WHAT TO PRODUCE
In the records that follow, show each line where the word "page" is present.

Data excerpts
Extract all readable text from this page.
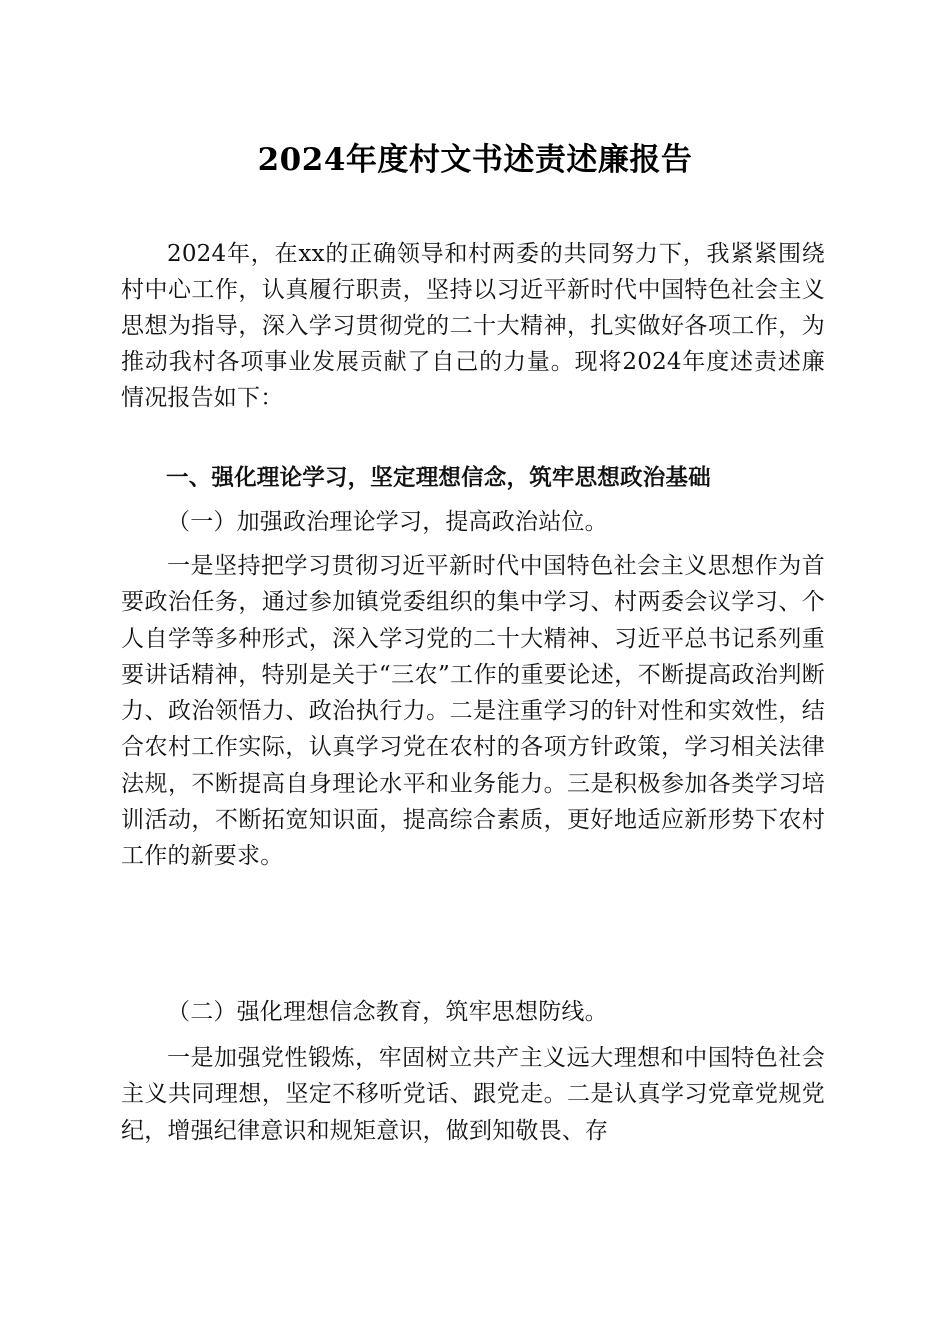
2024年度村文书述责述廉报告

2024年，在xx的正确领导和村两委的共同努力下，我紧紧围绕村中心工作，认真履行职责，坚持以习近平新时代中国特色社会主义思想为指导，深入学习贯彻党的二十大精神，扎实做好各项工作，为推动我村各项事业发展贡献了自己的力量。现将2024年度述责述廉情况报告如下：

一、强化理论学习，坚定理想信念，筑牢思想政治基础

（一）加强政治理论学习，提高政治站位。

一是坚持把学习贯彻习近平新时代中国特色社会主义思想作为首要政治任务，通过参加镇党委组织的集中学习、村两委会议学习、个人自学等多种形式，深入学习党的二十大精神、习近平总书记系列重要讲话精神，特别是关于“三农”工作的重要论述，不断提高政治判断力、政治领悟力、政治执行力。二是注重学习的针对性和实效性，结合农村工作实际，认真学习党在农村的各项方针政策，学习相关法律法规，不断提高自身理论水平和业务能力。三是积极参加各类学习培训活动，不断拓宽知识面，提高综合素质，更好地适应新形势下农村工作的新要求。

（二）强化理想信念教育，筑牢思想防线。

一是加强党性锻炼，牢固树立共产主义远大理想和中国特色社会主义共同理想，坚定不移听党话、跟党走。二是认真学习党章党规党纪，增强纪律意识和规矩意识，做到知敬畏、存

* * *

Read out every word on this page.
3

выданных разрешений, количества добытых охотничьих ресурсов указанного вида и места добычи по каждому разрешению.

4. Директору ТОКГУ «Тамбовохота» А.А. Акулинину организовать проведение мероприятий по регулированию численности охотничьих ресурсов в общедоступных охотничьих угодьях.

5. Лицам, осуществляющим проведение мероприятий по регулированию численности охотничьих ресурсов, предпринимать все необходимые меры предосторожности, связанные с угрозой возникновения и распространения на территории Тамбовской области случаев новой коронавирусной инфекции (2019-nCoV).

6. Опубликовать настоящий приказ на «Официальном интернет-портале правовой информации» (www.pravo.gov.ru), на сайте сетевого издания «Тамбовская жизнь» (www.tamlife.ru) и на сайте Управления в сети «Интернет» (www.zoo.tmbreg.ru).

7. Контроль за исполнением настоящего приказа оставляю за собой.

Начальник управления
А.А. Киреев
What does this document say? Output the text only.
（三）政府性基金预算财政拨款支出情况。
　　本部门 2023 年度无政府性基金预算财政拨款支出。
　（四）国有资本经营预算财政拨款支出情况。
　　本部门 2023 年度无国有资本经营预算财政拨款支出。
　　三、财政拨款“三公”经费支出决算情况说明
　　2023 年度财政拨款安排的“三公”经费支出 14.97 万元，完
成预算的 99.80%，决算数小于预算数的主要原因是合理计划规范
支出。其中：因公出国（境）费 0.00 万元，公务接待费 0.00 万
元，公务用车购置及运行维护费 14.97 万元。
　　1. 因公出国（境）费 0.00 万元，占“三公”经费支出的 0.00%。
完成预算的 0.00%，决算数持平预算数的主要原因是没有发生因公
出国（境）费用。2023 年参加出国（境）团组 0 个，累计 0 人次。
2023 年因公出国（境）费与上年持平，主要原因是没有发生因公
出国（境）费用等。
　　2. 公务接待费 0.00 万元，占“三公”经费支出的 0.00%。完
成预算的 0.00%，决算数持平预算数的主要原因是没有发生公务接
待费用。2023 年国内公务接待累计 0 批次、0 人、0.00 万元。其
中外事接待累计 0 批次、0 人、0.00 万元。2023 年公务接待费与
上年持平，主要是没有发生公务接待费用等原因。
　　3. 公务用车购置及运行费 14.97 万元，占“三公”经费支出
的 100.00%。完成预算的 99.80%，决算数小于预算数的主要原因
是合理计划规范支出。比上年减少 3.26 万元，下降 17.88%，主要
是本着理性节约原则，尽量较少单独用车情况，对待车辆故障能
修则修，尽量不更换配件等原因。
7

RESPONSE TO THIS EXERCISE
Extract all readable text from this page.
Read out every word on this page.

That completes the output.